Raw data:
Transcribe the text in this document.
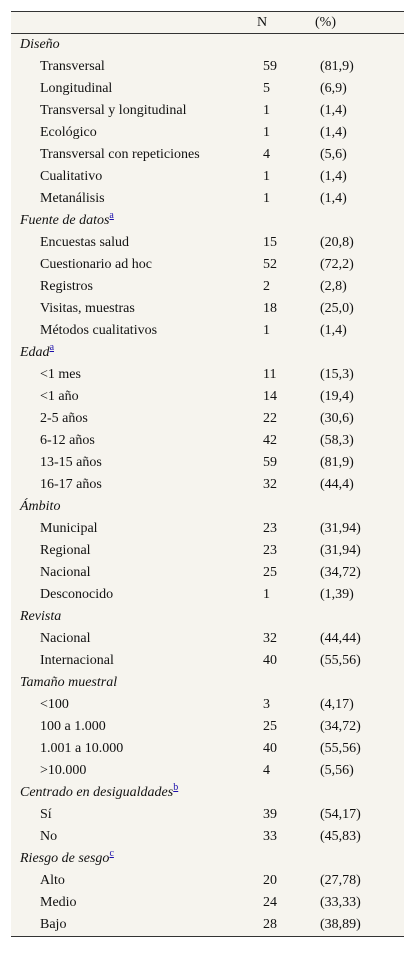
	N	(%)
Diseño		
Transversal	59	(81,9)
Longitudinal	5	(6,9)
Transversal y longitudinal	1	(1,4)
Ecológico	1	(1,4)
Transversal con repeticiones	4	(5,6)
Cualitativo	1	(1,4)
Metanálisis	1	(1,4)
Fuente de datos$^a$
Encuestas salud	15	(20,8)
Cuestionario ad hoc	52	(72,2)
Registros	2	(2,8)
Visitas, muestras	18	(25,0)
Métodos cualitativos	1	(1,4)
Edad$^a$
<1 mes	11	(15,3)
<1 año	14	(19,4)
2-5 años	22	(30,6)
6-12 años	42	(58,3)
13-15 años	59	(81,9)
16-17 años	32	(44,4)
Ámbito		
Municipal	23	(31,94)
Regional	23	(31,94)
Nacional	25	(34,72)
Desconocido	1	(1,39)
Revista		
Nacional	32	(44,44)
Internacional	40	(55,56)
Tamaño muestral		
<100	3	(4,17)
100 a 1.000	25	(34,72)
1.001 a 10.000	40	(55,56)
>10.000	4	(5,56)
Centrado en desigualdades$^b$
Sí	39	(54,17)
No	33	(45,83)
Riesgo de sesgo$^c$
Alto	20	(27,78)
Medio	24	(33,33)
Bajo	28	(38,89)
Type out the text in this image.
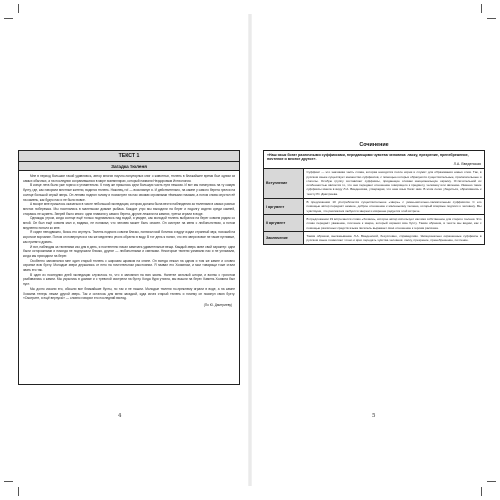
ТЕКСТ 1
Загадка тюленя

Мне в период большие такой удивляюсь, автор многих научно-популярных книг о животных, тюлень в ближайшее время был одним из самых обычных, а на последних сохранившихся в мире экземплярах, который назвали Нездоровым Ихтиологом.

В конце лета было уже горячо и утомительно. К тому же пришлось идти большую часть пути пешком. И вот мы наткнулись на ту самую бухту, где, как говорили местные жители, водится тюлень. Наконец-то! — воскликнул я. И действительно, на камне у самого берега грелся на солнце большой серый зверь. Он лениво поднял голову и посмотрел на нас своими огромными тёмными глазами, а потом снова опустил её на камень, как будто нас и не было вовсе.

А вскоре мне пришлось оказаться в числе небольшой экспедиции, которая должна была вести наблюдения за тюленями в самых разных местах побережья. Мы поселились в маленьком домике рыбака. Каждое утро мы выходили на берег и подолгу сидели среди камней, стараясь не шуметь. Зверей было много: одни плавали у самого берега, другие лежали на камнях, третьи играли в воде.

Однажды утром, когда солнце ещё только поднималось над водой, я увидел, как молодой тюлень выбрался на берег совсем рядом со мной. Он был ещё совсем мал и, видимо, не понимал, что человек может быть опасен. Он смотрел на меня с любопытством, а потом медленно пополз ко мне.

Я сидел неподвижно, боясь его спугнуть. Тюлень подполз совсем близко, понюхал мой ботинок и вдруг издал странный звук, похожий на короткое ворчание. Потом он повернулся и так же медленно уполз обратно в воду. В тот день я понял, что эти звери вовсе не такие пугливые, как принято думать.

И вот, наблюдая за тюленями изо дня в день, я постепенно начал замечать удивительные вещи. Каждый зверь имел свой характер: одни были осторожными и никогда не подпускали близко, другие — любопытными и смелыми. Некоторые тюлени узнавали нас и не уплывали, когда мы приходили на берег.

Особенно запомнился мне один старый тюлень с широким шрамом на спине. Он всегда лежал на одном и том же камне и словно охранял всю бухту. Молодые звери держались от него на почтительном расстоянии. Я назвал его Хозяином, и мои товарищи тоже стали звать его так.

В один из последних дней экспедиции случилось то, что я запомнил на всю жизнь. Налетел сильный шторм, и волны с грохотом разбивались о камни. Мы укрылись в домике и с тревогой смотрели на бухту. Когда буря утихла, мы вышли на берег. Камень Хозяина был пуст.

Мы долго искали его, обошли все ближайшие бухты, но так и не нашли. Молодые тюлени по-прежнему играли в воде, а на камне Хозяина теперь лежал другой зверь. Так и осталось для меня загадкой, куда исчез старый тюлень и почему он покинул свою бухту. «Смотрите, я ещё вернусь!» — словно говорил его последний взгляд.

(По Ю. Дмитриеву)

4
Сочинение
«Наш язык богат различными суффиксами, передающими чувства человека: ласку, презрение, пренебрежение, почтение и многое другое».
Л.А. Введенская
Вступление	Суффикс — это значимая часть слова, которая находится после корня и служит для образования новых слов. Так, в русском языке существует множество суффиксов, с помощью которых образуются существительные, прилагательные и глаголы. Особую группу составляют суффиксы, придающие словам эмоциональную окраску. Отличительной их особенностью является то, что они передают отношение говорящего к предмету, человеку или явлению. Именно такие суффиксы имела в виду Л.А. Введенская, утверждая, что наш язык богат ими. В этом легко убедиться, обратившись к тексту Ю. Дмитриева.
I аргумент	В предложении 10 употребляется существительное «зверь» с уменьшительно-ласкательным суффиксом. С его помощью автор передаёт нежное, доброе отношение к маленькому тюленю, который впервые подполз к человеку. Мы чувствуем, что рассказчик любуется зверем и искренне радуется этой встрече.
II аргумент	В предложении 19 встречается слово «Хозяин», которое автор использует как имя собственное для старого тюленя. Это слово передаёт уважение, почтение к зверю, который охранял всю бухту. Таким образом, в тексте мы видим, как с помощью различных средств языка писатель выражает своё отношение к героям рассказа.
Заключение	Таким образом, высказывание Л.А. Введенской, безусловно, справедливо. Эмоционально окрашенные суффиксы в русском языке позволяют точно и ярко передать чувства человека: ласку, презрение, пренебрежение, почтение.
5
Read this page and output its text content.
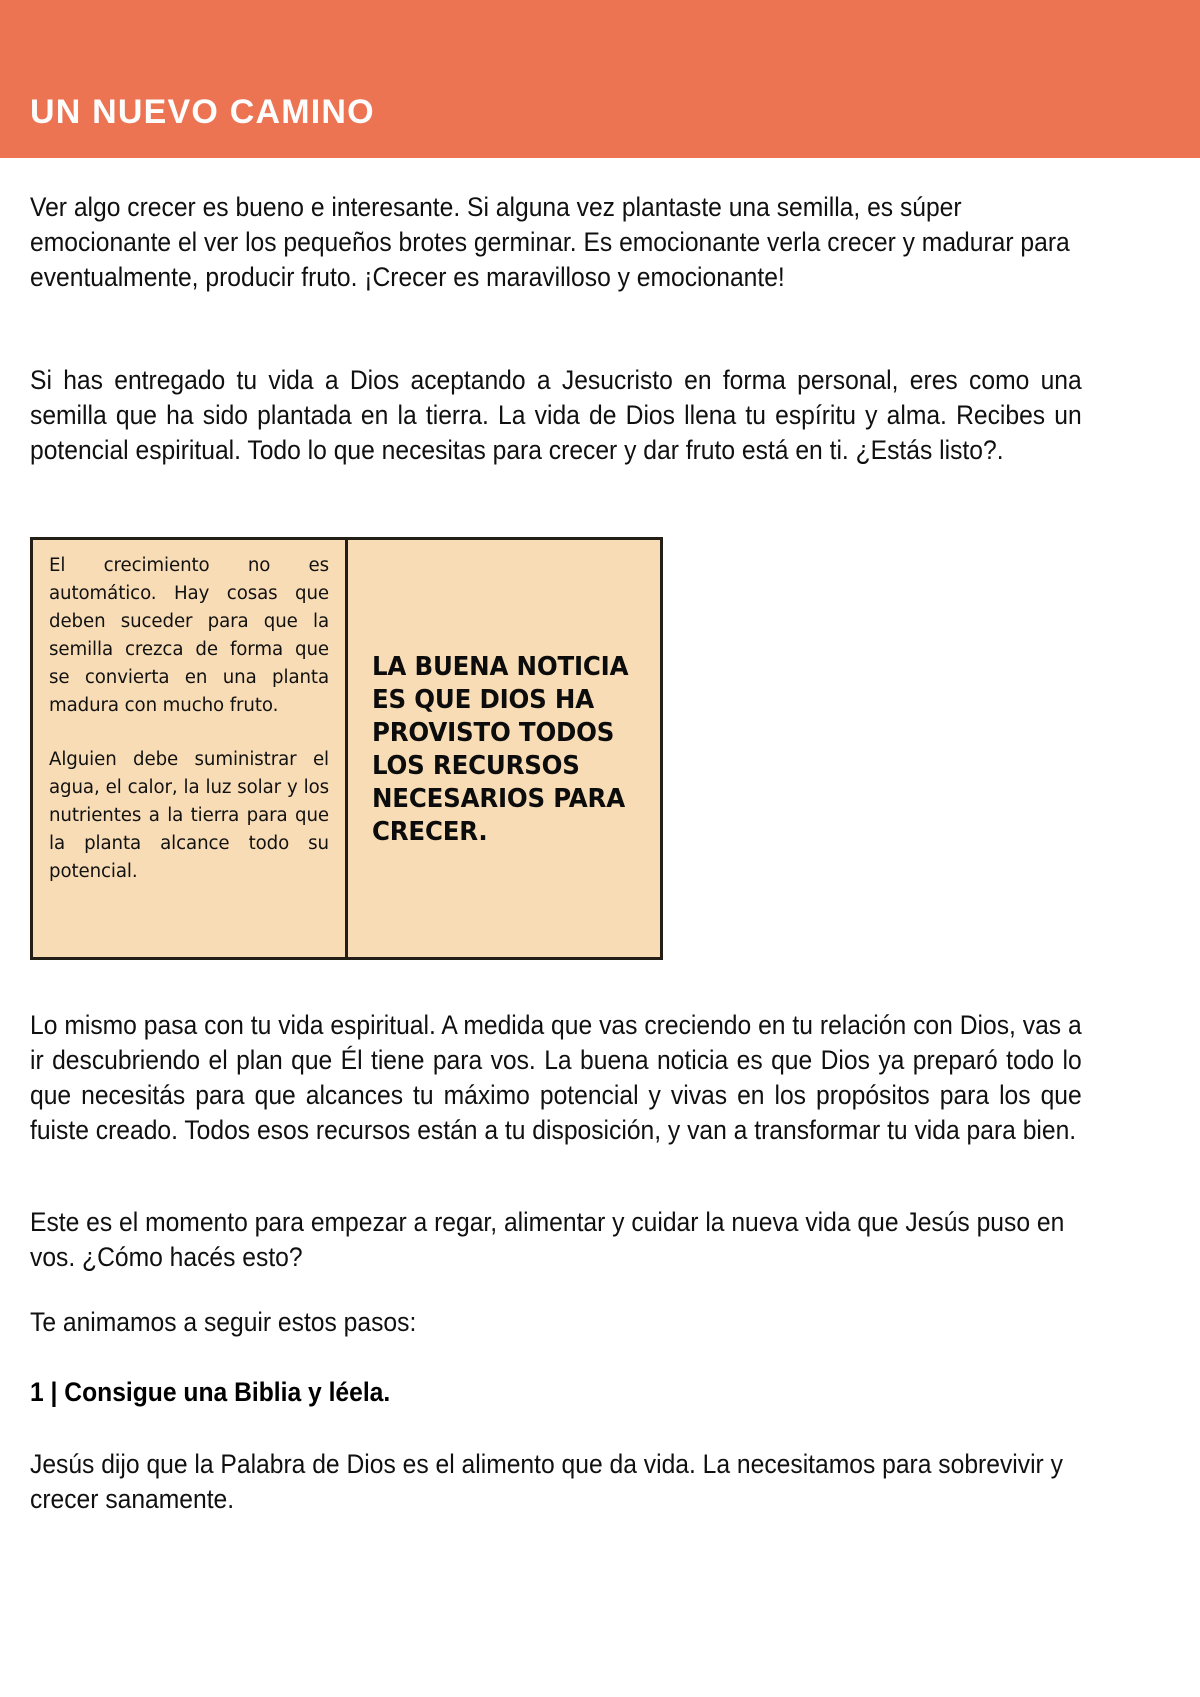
UN NUEVO CAMINO

Ver algo crecer es bueno e interesante. Si alguna vez plantaste una semilla, es súper emocionante el ver los pequeños brotes germinar. Es emocionante verla crecer y madurar para eventualmente, producir fruto. ¡Crecer es maravilloso y emocionante!

Si has entregado tu vida a Dios aceptando a Jesucristo en forma personal, eres como una semilla que ha sido plantada en la tierra. La vida de Dios llena tu espíritu y alma. Recibes un potencial espiritual. Todo lo que necesitas para crecer y dar fruto está en ti. ¿Estás listo?.

El crecimiento no es automático. Hay cosas que deben suceder para que la semilla crezca de forma que se convierta en una planta madura con mucho fruto.

Alguien debe suministrar el agua, el calor, la luz solar y los nutrientes a la tierra para que la planta alcance todo su potencial.

LA BUENA NOTICIA ES QUE DIOS HA PROVISTO TODOS LOS RECURSOS NECESARIOS PARA CRECER.

Lo mismo pasa con tu vida espiritual. A medida que vas creciendo en tu relación con Dios, vas a ir descubriendo el plan que Él tiene para vos. La buena noticia es que Dios ya preparó todo lo que necesitás para que alcances tu máximo potencial y vivas en los propósitos para los que fuiste creado. Todos esos recursos están a tu disposición, y van a transformar tu vida para bien.

Este es el momento para empezar a regar, alimentar y cuidar la nueva vida que Jesús puso en vos. ¿Cómo hacés esto?

Te animamos a seguir estos pasos:

1 | Consigue una Biblia y léela.

Jesús dijo que la Palabra de Dios es el alimento que da vida. La necesitamos para sobrevivir y crecer sanamente.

Given problem:
Examine the data above and state how many of its lines contain the word "языке", with no further remarks.

Answer to this exercise:
2